Retype the data that follows line by line, exactly, and leave its pictures out.

________

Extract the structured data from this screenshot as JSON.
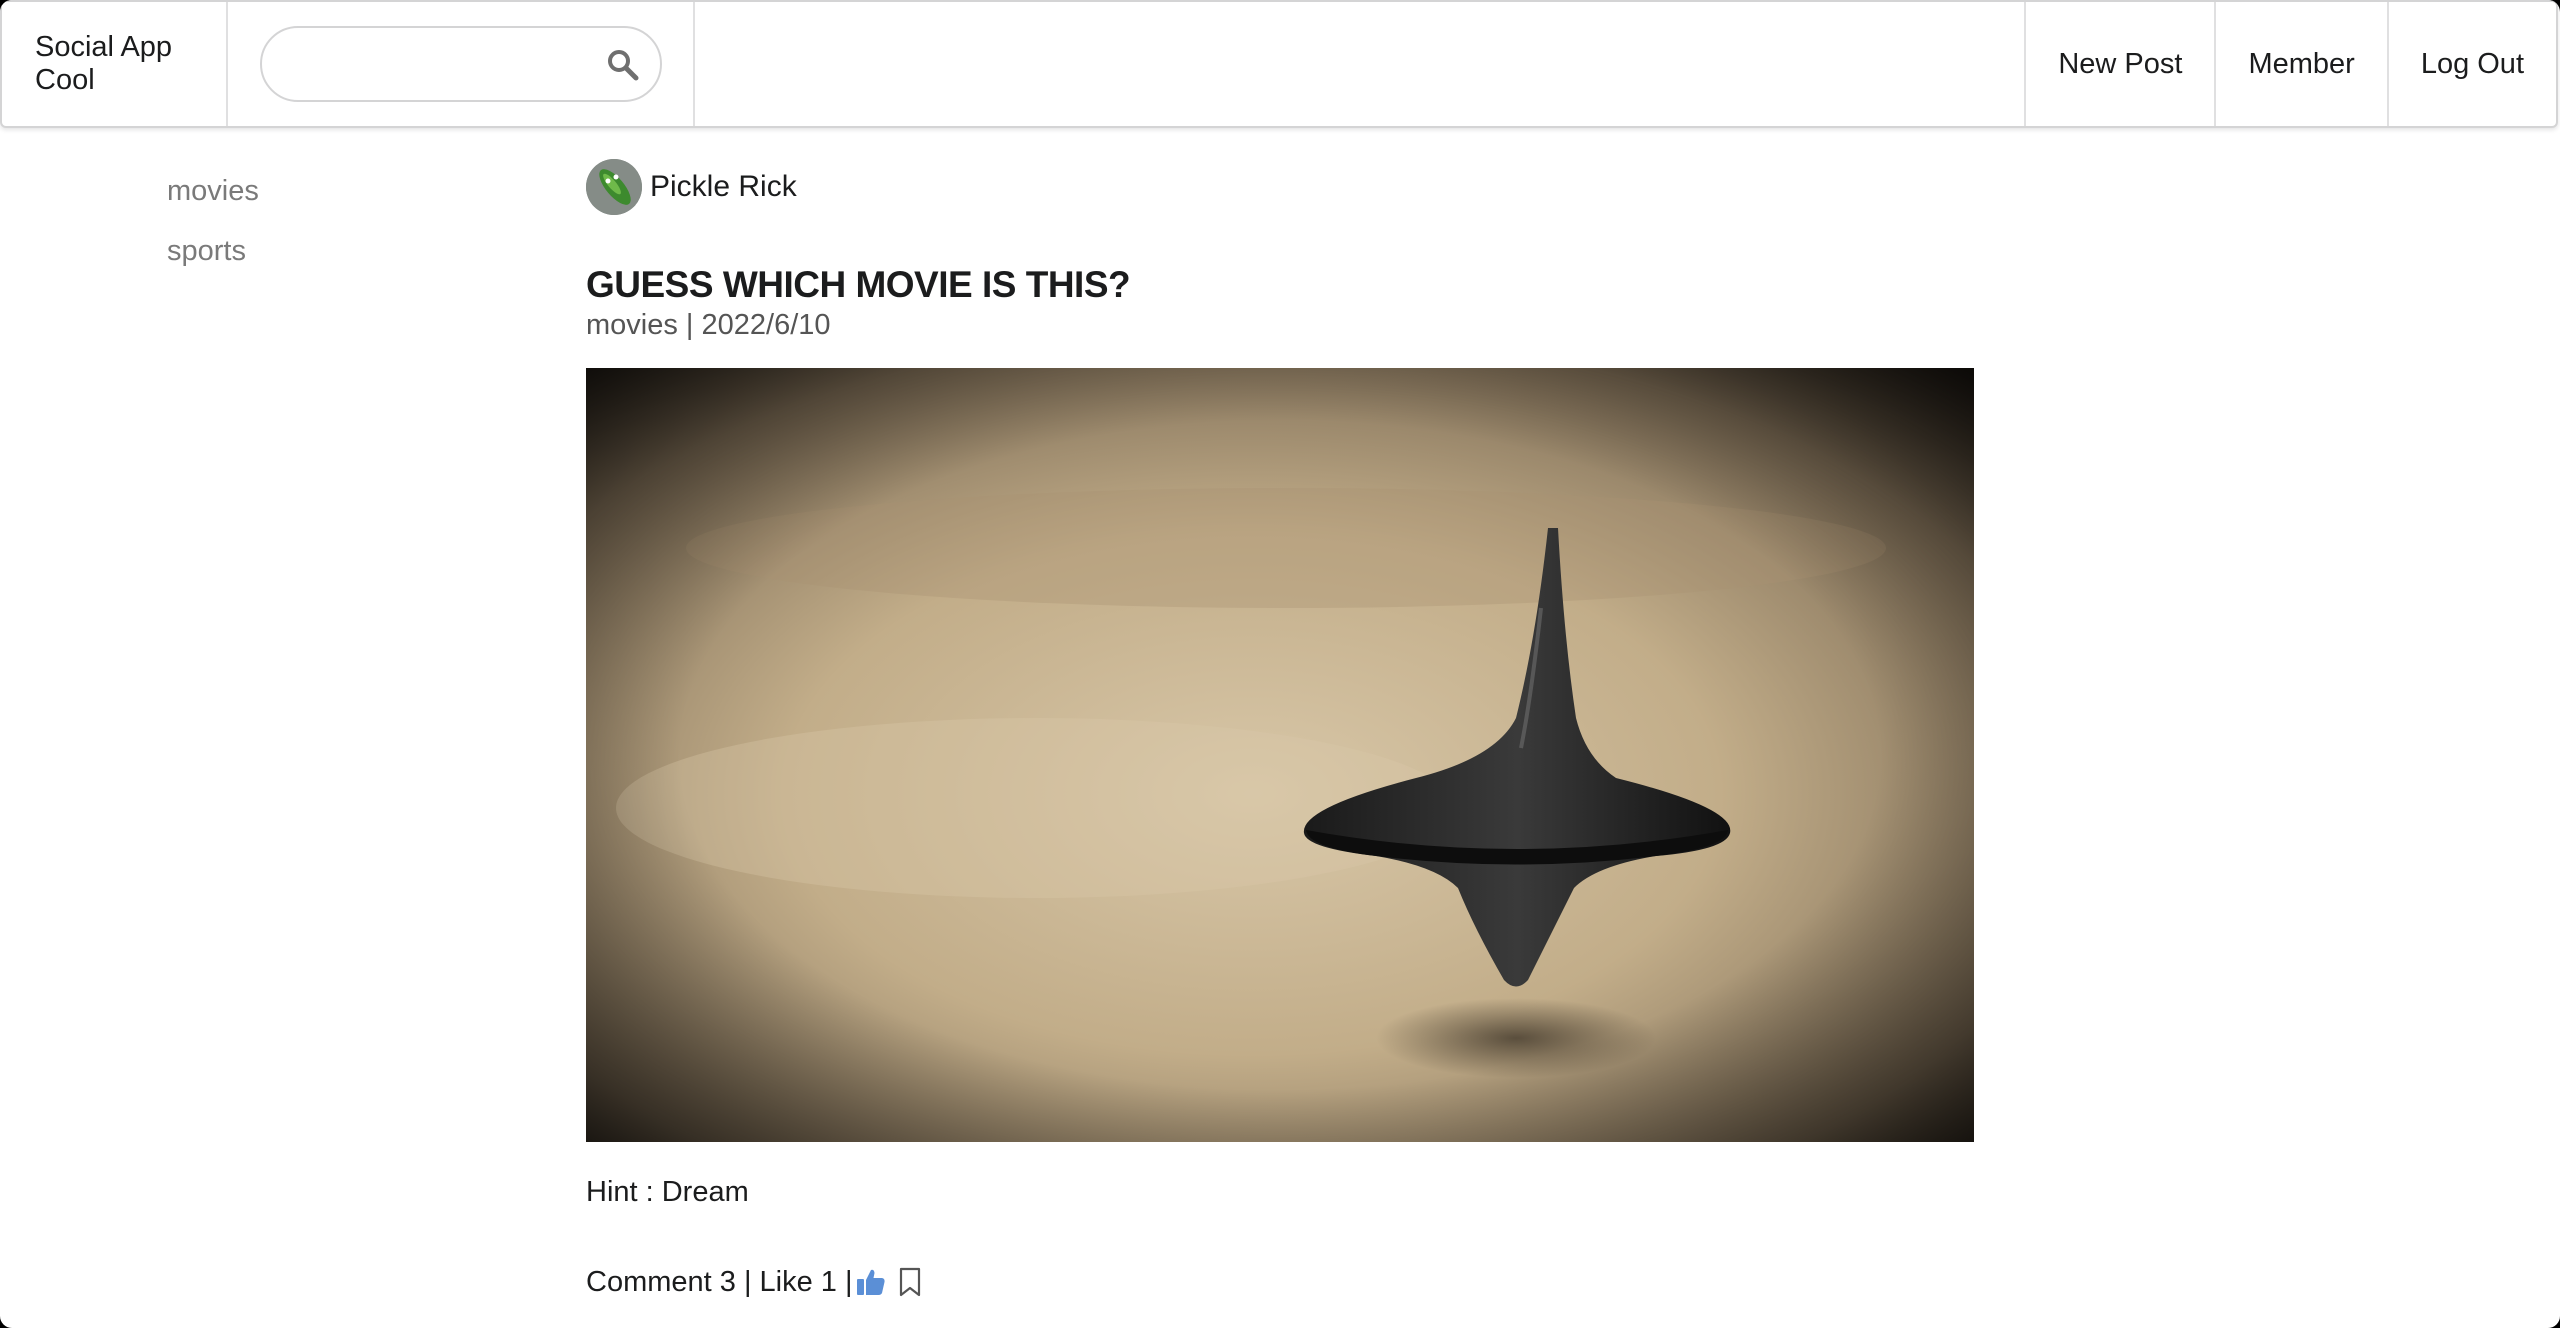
{
  "app": {
    "brand": "Social App Cool"
  },
  "search": {
    "placeholder": "",
    "value": ""
  },
  "nav": {
    "new_post": "New Post",
    "member": "Member",
    "log_out": "Log Out"
  },
  "sidebar": {
    "items": [
      {
        "label": "movies"
      },
      {
        "label": "sports"
      }
    ]
  },
  "post": {
    "author": "Pickle Rick",
    "title": "GUESS WHICH MOVIE IS THIS?",
    "category": "movies",
    "date": "2022/6/10",
    "meta": "movies | 2022/6/10",
    "body": "Hint : Dream",
    "footer": {
      "comments_text": "Comment 3 | Like 1 |"
    }
  },
  "colors": {
    "like_icon": "#5b8fd6",
    "text": "#1b1c1d",
    "sidebar_text": "#7a7a7a"
  }
}
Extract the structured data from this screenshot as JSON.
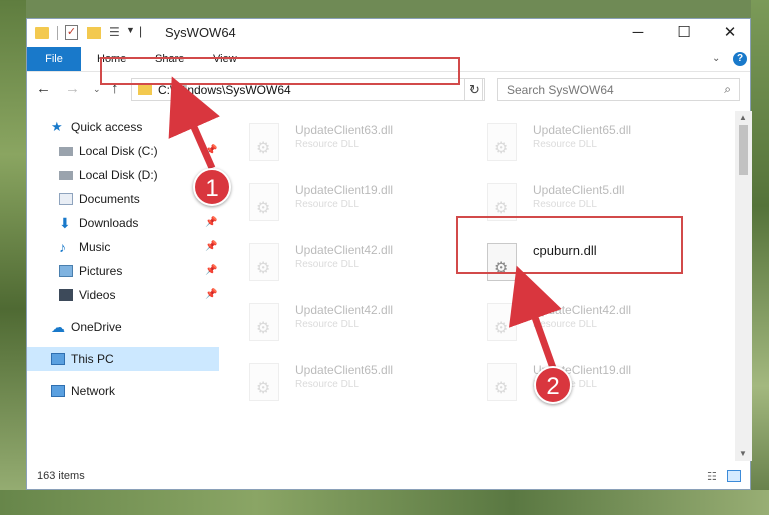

________

• [Response]
Extract the structured data from this screenshot as JSON.
{
  "app": {
    "brand": "Social App Cool"
  },
  "search": {
    "placeholder": "",
    "value": ""
  },
  "nav": {
    "new_post": "New Post",
    "member": "Member",
    "log_out": "Log Out"
  },
  "sidebar": {
    "items": [
      {
        "label": "movies"
      },
      {
        "label": "sports"
      }
    ]
  },
  "post": {
    "author": "Pickle Rick",
    "title": "GUESS WHICH MOVIE IS THIS?",
    "category": "movies",
    "date": "2022/6/10",
    "meta": "movies | 2022/6/10",
    "body": "Hint : Dream",
    "footer": {
      "comments_text": "Comment 3 | Like 1 |"
    }
  },
  "colors": {
    "like_icon": "#5b8fd6",
    "text": "#1b1c1d",
    "sidebar_text": "#7a7a7a"
  }
}
Extract the structured data from this screenshot as JSON.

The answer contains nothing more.